◆ Что нужно сделать ◆
a - Чьё письмо, по словам Бунтмана, было опубликовано согласно отрывку?
b - Перепишите из отрывка дословно всё, начиная со слов «С. ДОРЕНКО: Это» и вплоть до слов «минуты до перерыва.».

◆ Предложенный отрывок ◆
--*--

С. БУНТМАН: И что ты думаешь, Саша сейчас, где-то там сидящий у своего телефона, смс-ки посылающий, или у компьютера, или у радиоприемника, он сейчас уйдет, потрясенный в рыданиях?

С. ДОРЕНКО: Нет, но человек, не способный к интеллектуальному усилию и к душевному усилию, не уйдет потрясенный в рыданиях, но это я не пытаюсь его научить.

С. БУНТМАН: Ты знаешь, опубликовано письмо Сергея Адамовича Ковалева, который об этом как раз и пишет. О подмигивании власти и народа, все друг другу подмигивают.

С. ДОРЕНКО: Это ужас, послушай, что власть наша изобрела гениальную вещь, власть наша сказала – ребята, вы, кстати, и образованный класс, давай я тебя начну ругать, я точно не знаю, за что, но давай я тебя буду ругать.

С. БУНТМАН: Давай, давай, у тебя две минуты до перерыва.

С. ДОРЕНКО: Ты у меня будешь образованный класс, я с тебя сейчас шкуру начну спускать. Послушай, вопили все 90-е гг., мы должны жить по законам, а не по понятиям, понимаешь, все 90-е гг. эту ахинею несли, потому что законы не описывают всей жизни и никогда не могут описать. Смотри, юридическое поле описывает крошечную часть правового, крошечную часть правового, правовое поле шире, правда? Не спрашиваем, есть специальный закон на каждое дело, мы руководствуемся правовым сознанием, понимаешь? А моральное поле существенно шире правового, понимаешь?

С. БУНТМАН: Какую шкуру ты с меня снимаешь? Я сам так думаю.

С. ДОРЕНКО: Когда мы говорили, что юридически, будем жить только по закону, мы отрицаем тогда закон нравственный, закон правовой, не гадь соседям, если даже нет специального закона, что ты не имеешь права гадить соседу, все-таки не надо гадить, понимаешь? Мы отреклись от морального закона, от правового понимания, пришли к тому, что сейчас нам подмигивают, действительно, гэбушники и говорят – ребята, а мы все по закону, мы по закону вас здесь будем, над вами издеваться, по закону. Знаешь, как в некоторых частях издевались, когда я служил в армии, по уставу. По уставу, а мы по уставу над вами издеваться будем, это гораздо хуже, чем дедовщина.

С. БУНТМАН: Это такая итальянская забастовка наоборот, знаешь, когда все делается по букве, лишь бы ничего не делать.

--*--

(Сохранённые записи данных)

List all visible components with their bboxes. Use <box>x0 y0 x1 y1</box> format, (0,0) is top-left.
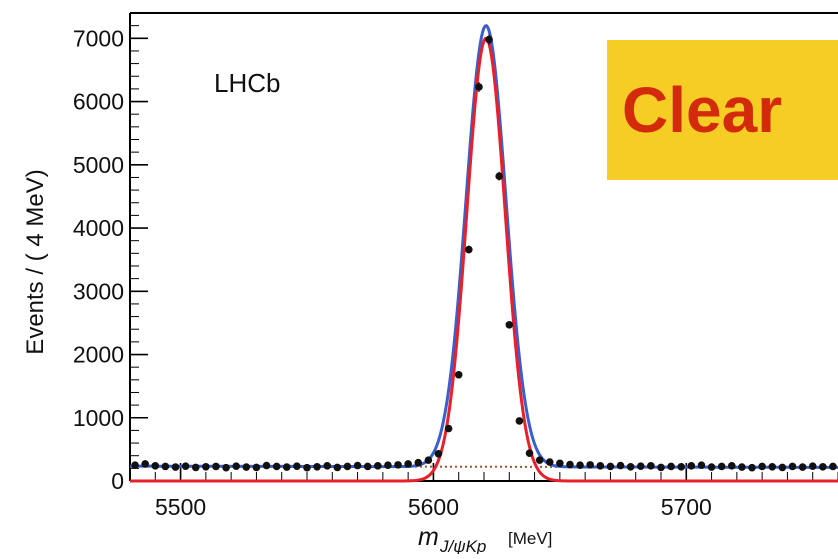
data-point <box>819 462 827 471</box>
data-point <box>778 463 787 472</box>
data-point <box>454 370 463 379</box>
data-point <box>212 462 220 471</box>
data-point <box>535 456 544 464</box>
x-tick-label: 5700 <box>661 494 712 520</box>
x-tick-label: 5600 <box>408 494 459 520</box>
data-point <box>728 462 736 470</box>
banner: Clear <box>607 40 838 180</box>
data-point <box>262 461 271 470</box>
data-point <box>525 449 534 457</box>
data-point <box>434 450 443 458</box>
banner-background <box>607 40 838 180</box>
data-point <box>566 460 574 469</box>
data-point <box>131 461 139 469</box>
data-point <box>424 456 433 464</box>
data-point <box>667 462 675 471</box>
data-point <box>252 463 261 472</box>
data-point <box>242 463 251 471</box>
data-point <box>485 35 493 44</box>
data-point <box>798 463 807 471</box>
axes: 0 1000 2000 3000 4000 5000 6000 7000 5500 5600 570… <box>73 12 838 520</box>
experiment-label: LHCb <box>214 68 280 98</box>
y-tick-label: 0 <box>111 468 124 494</box>
data-point <box>282 463 291 471</box>
data-point <box>768 462 777 471</box>
data-point <box>333 463 342 472</box>
data-point <box>323 462 332 470</box>
data-point <box>202 462 210 471</box>
data-point <box>141 460 149 468</box>
y-tick-label: 7000 <box>73 25 124 51</box>
y-tick-label: 1000 <box>73 405 124 431</box>
data-point <box>303 463 311 472</box>
data-point <box>404 460 412 468</box>
y-tick-label: 5000 <box>73 152 124 178</box>
data-point <box>717 462 726 471</box>
data-point <box>657 463 665 472</box>
data-point <box>191 463 200 472</box>
data-point <box>505 320 514 329</box>
data-point <box>475 83 483 91</box>
data-point <box>353 461 362 470</box>
x-axis-subscript: J/ψKp <box>439 537 486 554</box>
y-axis-title: Events / ( 4 MeV) <box>22 169 49 354</box>
data-point <box>465 245 473 254</box>
data-point <box>161 462 170 471</box>
data-point <box>636 462 645 470</box>
x-tick-label: 5500 <box>155 494 206 520</box>
data-point <box>616 461 625 470</box>
data-point <box>444 424 453 433</box>
x-axis-symbol: m <box>418 523 439 551</box>
data-point <box>758 462 766 471</box>
data-points <box>131 34 837 472</box>
data-point <box>363 462 372 471</box>
data-point <box>495 172 503 180</box>
y-tick-label: 3000 <box>73 278 124 304</box>
data-point <box>232 462 240 470</box>
data-point <box>707 463 716 471</box>
data-point <box>596 462 605 470</box>
data-point <box>788 462 797 471</box>
data-point <box>151 462 160 470</box>
data-point <box>576 461 584 469</box>
data-point <box>374 462 382 470</box>
data-point <box>586 461 594 469</box>
data-point <box>384 461 392 469</box>
data-point <box>687 462 696 470</box>
data-point <box>738 463 746 471</box>
data-point <box>677 462 686 471</box>
data-point <box>606 462 615 471</box>
data-point <box>293 462 301 470</box>
data-point <box>272 462 281 471</box>
data-point <box>748 463 756 472</box>
data-point <box>394 461 402 469</box>
data-point <box>829 462 837 471</box>
data-point <box>697 461 706 469</box>
y-tick-label: 2000 <box>73 342 124 368</box>
banner-text: Clear <box>622 74 782 146</box>
data-point <box>626 462 635 471</box>
y-tick-label: 4000 <box>73 215 124 241</box>
data-point <box>515 417 524 425</box>
data-point <box>414 458 423 467</box>
signal-curve <box>130 36 838 483</box>
data-point <box>313 462 321 471</box>
data-point <box>647 462 655 470</box>
data-point <box>181 462 190 470</box>
data-point <box>545 458 554 466</box>
data-point <box>808 462 817 470</box>
data-point <box>556 459 564 468</box>
x-axis-unit: [MeV] <box>508 529 552 548</box>
y-tick-label: 6000 <box>73 89 124 115</box>
data-point <box>171 463 180 471</box>
data-point <box>222 463 230 472</box>
data-point <box>343 462 352 471</box>
x-axis-title: m J/ψKp [MeV] <box>418 523 552 556</box>
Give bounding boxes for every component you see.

--*--

◆ Ответы к заданиям ◆
a - Письмо Сергея Адамовича Ковалева.

b -
С. ДОРЕНКО: Это ужас, послушай, что власть наша изобрела гениальную вещь, власть наша сказала – ребята, вы, кстати, и образованный класс, давай я тебя начну ругать, я точно не знаю, за что, но давай я тебя буду ругать.

С. БУНТМАН: Давай, давай, у тебя две минуты до перерыва.